Your task is to gather the lines below that hold the string "name".

[Figure dataset records]
::::::::::

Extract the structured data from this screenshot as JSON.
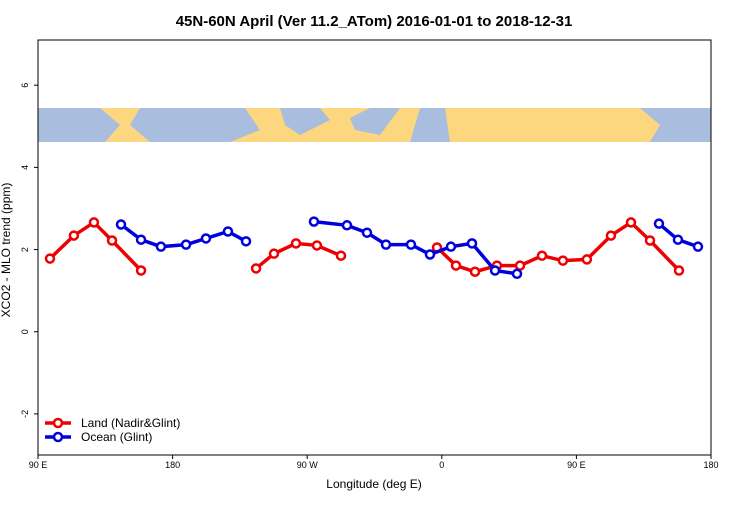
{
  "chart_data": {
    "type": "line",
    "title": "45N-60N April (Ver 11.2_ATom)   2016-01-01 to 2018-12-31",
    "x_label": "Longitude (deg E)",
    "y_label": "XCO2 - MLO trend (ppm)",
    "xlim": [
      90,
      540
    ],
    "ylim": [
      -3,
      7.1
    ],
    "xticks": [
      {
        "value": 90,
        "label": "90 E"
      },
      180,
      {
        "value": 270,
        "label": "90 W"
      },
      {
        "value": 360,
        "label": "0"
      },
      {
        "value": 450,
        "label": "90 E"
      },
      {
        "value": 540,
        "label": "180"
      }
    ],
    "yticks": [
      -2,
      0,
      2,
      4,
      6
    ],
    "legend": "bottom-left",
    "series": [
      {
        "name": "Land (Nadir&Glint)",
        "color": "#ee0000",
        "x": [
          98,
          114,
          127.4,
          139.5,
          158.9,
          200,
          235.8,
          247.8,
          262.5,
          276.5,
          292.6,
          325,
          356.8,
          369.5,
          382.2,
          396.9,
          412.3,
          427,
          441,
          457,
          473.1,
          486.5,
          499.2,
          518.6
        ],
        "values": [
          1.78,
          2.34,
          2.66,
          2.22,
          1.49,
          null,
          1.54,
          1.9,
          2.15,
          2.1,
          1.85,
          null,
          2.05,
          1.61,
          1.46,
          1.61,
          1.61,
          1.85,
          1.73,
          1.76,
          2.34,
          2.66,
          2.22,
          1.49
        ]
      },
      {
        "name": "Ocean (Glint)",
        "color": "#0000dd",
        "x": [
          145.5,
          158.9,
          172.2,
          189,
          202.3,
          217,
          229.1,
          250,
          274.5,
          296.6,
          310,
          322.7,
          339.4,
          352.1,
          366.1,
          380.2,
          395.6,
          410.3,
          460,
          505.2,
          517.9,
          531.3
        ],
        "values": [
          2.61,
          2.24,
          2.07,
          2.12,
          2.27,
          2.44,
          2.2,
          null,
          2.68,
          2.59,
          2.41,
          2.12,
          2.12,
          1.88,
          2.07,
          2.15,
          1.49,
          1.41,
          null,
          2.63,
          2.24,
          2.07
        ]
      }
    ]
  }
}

::::::::::

* **IN RESPONSE**:
        "name": "Land (Nadir&Glint)",
        "name": "Ocean (Glint)",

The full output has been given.